#### [Text passage]
-- -- --
A team at the University of Utah have created a mouse model of ASPS, by fusing two strands of DNA to create a fusion gene which forms tumours in the mice in which it is implanted. What's more the resulting disease behaves very much like ASPS in humans, including producing very similar genetic profiles. Intriguingly the mouse tumours formed preferentially in areas of the body which had high concentrations of lactate. In humans this tends to be in the skeletal muscles as lactate is a by-product when our muscles are straining for energy in low oxygen conditions. In the mice the areas with the highest lactate concentrations were in the skull.
Generally tumours are believed to generate excess lactate as a by-product of their metabolism - this is known as the Warburg effect. And yet here the tumours seem to be feeding off the lactate produced by non-cancer cells. As one of the researchers, Kevin Jones explains: "It's unusual to find a cancer using lactate this way. The ASPS cells grow preferentially where they are bathed in high concentrations of lactate."
-- -- --
#### [Material shown]
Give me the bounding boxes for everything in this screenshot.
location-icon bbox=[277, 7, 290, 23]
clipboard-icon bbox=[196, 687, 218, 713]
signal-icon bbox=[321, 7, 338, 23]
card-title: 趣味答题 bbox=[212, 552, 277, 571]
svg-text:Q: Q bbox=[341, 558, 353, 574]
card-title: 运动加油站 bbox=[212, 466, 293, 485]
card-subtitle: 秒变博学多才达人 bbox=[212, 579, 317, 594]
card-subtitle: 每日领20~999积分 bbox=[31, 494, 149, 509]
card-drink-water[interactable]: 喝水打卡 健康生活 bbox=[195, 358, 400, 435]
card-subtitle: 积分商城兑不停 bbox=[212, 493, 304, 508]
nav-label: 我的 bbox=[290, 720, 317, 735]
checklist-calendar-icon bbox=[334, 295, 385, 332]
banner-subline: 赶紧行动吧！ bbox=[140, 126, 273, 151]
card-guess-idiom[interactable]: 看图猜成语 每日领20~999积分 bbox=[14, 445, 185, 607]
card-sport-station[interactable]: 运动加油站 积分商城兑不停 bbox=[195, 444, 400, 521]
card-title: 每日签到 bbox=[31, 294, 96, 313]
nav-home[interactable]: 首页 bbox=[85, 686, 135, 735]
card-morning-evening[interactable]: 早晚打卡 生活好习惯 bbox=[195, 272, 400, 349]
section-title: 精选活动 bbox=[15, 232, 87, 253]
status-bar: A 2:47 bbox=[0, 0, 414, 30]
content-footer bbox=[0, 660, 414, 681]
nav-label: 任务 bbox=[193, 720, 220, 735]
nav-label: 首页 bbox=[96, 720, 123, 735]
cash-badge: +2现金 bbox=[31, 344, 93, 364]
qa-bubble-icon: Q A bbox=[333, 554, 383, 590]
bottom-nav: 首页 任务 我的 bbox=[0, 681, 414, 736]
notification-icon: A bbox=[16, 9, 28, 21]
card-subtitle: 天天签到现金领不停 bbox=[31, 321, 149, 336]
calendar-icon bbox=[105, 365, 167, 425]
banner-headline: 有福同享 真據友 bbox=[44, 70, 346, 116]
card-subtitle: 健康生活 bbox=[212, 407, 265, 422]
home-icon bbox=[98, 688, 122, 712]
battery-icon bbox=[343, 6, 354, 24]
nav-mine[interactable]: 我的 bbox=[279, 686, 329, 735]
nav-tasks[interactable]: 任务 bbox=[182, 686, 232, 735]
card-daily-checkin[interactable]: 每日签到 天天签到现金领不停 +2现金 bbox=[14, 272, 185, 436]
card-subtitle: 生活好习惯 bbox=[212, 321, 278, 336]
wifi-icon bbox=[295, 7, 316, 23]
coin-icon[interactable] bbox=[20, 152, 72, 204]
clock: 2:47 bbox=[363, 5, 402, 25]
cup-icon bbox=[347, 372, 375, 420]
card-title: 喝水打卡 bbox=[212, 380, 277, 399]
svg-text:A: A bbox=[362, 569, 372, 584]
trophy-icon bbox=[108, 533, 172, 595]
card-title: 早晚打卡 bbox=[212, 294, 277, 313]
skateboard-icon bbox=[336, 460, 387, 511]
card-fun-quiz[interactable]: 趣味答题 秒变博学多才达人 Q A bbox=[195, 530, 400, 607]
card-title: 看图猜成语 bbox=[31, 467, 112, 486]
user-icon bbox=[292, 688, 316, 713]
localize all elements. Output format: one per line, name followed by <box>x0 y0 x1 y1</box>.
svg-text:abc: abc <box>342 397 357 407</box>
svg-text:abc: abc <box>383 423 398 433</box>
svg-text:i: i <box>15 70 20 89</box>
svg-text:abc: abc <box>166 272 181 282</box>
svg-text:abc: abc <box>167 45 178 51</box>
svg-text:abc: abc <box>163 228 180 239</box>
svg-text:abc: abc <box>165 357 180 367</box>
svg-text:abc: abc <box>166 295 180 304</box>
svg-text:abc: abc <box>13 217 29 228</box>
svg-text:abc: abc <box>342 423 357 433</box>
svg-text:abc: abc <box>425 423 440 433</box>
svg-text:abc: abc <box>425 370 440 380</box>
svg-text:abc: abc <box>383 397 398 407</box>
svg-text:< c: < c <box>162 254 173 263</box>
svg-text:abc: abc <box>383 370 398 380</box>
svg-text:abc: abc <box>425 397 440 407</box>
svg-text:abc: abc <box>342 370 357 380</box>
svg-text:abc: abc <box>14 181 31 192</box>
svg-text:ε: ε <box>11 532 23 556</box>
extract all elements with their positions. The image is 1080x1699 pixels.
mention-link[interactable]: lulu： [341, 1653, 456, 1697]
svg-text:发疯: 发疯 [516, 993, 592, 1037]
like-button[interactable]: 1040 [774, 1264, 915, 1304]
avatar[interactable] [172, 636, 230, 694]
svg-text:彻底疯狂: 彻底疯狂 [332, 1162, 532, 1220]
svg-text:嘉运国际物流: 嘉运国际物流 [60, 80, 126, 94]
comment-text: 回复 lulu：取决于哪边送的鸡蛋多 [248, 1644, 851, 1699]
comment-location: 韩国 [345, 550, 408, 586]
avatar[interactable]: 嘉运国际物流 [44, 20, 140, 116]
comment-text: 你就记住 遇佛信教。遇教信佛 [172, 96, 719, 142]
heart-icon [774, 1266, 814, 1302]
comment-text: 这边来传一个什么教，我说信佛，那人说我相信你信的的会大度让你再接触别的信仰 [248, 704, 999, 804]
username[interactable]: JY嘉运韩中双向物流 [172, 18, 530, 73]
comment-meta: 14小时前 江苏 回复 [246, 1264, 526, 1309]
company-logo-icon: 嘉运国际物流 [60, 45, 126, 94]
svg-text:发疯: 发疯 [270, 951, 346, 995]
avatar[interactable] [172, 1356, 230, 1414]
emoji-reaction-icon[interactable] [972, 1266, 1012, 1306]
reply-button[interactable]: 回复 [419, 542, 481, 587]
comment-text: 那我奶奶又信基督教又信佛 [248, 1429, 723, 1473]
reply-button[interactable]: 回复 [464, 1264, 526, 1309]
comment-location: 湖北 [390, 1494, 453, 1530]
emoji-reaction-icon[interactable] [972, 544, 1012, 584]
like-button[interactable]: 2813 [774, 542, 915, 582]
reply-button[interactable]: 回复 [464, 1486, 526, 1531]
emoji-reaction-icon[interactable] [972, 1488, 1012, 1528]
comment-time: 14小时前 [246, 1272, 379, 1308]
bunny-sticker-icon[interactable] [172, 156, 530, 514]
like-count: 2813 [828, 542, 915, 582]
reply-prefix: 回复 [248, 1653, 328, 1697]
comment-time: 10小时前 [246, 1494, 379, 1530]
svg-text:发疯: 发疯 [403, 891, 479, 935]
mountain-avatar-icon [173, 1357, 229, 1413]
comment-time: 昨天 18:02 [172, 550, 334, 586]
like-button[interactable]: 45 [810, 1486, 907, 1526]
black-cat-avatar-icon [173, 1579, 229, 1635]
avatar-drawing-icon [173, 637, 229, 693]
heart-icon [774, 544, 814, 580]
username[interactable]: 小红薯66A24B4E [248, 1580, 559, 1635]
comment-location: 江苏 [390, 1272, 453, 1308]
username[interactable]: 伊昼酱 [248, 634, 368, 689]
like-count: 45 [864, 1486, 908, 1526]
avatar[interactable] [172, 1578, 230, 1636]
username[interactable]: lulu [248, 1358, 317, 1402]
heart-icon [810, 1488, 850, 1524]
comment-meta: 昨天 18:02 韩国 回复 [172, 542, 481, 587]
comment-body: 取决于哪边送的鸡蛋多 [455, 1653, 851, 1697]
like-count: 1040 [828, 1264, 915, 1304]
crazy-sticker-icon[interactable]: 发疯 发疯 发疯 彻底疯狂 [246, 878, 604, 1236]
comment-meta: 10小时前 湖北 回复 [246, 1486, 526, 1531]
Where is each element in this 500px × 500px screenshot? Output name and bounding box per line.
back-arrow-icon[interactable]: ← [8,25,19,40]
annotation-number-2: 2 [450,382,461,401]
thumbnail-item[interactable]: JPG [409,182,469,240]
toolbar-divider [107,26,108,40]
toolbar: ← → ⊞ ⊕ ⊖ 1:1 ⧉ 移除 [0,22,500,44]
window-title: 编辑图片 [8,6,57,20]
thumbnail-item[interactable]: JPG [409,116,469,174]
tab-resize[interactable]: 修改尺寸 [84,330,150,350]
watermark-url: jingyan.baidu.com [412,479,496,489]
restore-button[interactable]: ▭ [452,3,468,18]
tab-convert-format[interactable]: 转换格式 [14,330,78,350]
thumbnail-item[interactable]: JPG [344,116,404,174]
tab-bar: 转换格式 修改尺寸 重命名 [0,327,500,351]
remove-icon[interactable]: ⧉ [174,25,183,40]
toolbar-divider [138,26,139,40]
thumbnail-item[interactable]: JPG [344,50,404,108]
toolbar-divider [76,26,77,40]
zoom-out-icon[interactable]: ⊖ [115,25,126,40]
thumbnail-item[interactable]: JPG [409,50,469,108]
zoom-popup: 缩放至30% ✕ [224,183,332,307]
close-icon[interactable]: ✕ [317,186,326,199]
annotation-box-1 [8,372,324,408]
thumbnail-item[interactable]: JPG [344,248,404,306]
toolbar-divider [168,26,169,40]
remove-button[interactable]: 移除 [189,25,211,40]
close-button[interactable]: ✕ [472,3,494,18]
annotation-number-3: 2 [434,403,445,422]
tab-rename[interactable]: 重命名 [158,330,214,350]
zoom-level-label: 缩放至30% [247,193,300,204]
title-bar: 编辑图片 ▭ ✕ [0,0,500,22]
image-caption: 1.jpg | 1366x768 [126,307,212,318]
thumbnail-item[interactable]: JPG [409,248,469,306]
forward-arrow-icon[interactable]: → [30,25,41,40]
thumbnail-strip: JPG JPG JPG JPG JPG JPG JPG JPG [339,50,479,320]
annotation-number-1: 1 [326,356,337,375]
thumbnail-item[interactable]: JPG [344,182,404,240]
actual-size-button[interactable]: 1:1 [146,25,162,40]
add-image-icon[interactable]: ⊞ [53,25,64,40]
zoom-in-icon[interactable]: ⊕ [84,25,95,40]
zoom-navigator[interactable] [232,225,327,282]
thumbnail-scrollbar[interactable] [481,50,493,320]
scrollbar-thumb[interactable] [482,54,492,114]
-- -- --
#### [What you will do]
1. Answer these questions from the ASPS mouse model text:
(a) In the mice, which part of the body had the highest lactate concentrations?
(b) What is the Warburg effect?
(c) Which researcher is quoted?
2. Render this sentence from the ASPS mouse model text in Spanish: "Generally tumours are believed to generate excess lactate as a by-product of their metabolism - this is known as the Warburg effect."
3. Please give a continuation of the ASPS mouse model text, picking up after its final sentence.

#### [Answers below]
1.
(a) The skull.
(b) The generation of excess lactate by tumours as a by-product of their metabolism.
(c) Kevin Jones.

2. En general, se cree que los tumores generan un exceso de lactato como subproducto de su metabolismo; esto se conoce como el efecto Warburg.

3.
The most likely explanation is that this is yet another example of the reverse Warburg effect, first described by Michael Lisanti and his team. This is a topic of huge importance as it revises what has been seen as a core component of our understanding of cancer. In this model of cancer, the tumour cells act on non-cancer cells to change their metabolism so that they emit lactate and glutamine, which the tumour cells use as a more powerful fuel source.
This does open up opportunities for intervention, however. If we can interrupt that 'metabolic shuttle' between lactate consuming tumour cells and stromal cells they are 'farming' then we can starve the cancer cells and so slow - or possibly even halt - tumour growth.